[Collected data]
== == ==
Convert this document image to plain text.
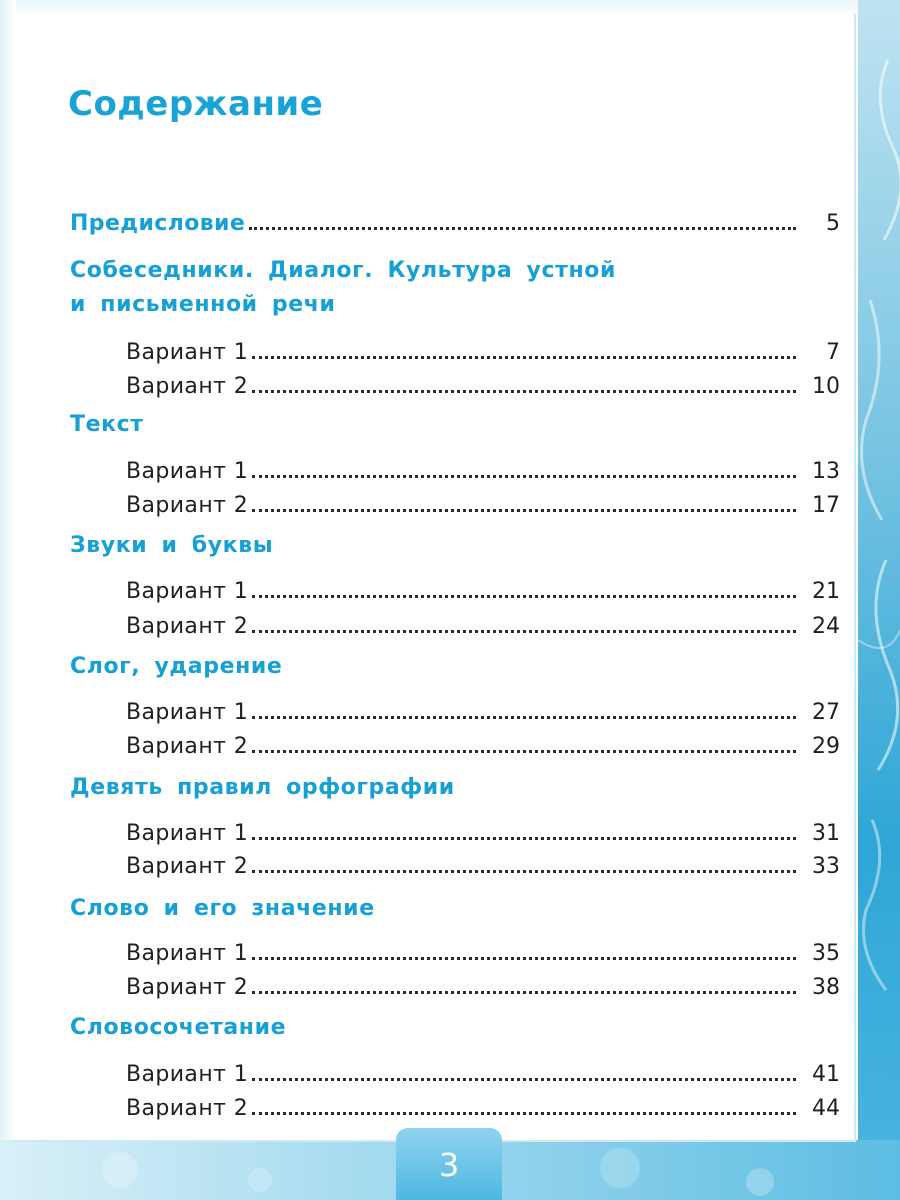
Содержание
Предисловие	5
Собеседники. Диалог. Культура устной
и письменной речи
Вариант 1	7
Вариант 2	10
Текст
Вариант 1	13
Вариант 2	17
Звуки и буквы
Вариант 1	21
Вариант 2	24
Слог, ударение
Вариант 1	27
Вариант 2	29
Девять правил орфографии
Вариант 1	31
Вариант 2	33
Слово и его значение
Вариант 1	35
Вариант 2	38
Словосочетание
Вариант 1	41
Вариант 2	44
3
== == ==
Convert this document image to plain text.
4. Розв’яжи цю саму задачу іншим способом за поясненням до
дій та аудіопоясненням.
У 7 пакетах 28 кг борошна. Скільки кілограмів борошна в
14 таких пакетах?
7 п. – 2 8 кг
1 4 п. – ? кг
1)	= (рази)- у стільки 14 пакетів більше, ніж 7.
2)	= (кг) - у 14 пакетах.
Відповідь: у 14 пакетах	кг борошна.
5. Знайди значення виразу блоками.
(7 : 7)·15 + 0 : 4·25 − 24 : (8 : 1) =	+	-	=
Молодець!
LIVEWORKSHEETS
== == ==
Tally up the lines holding the string "пакетах" in this listing, and report the total alone.

● **Correct answer**: 4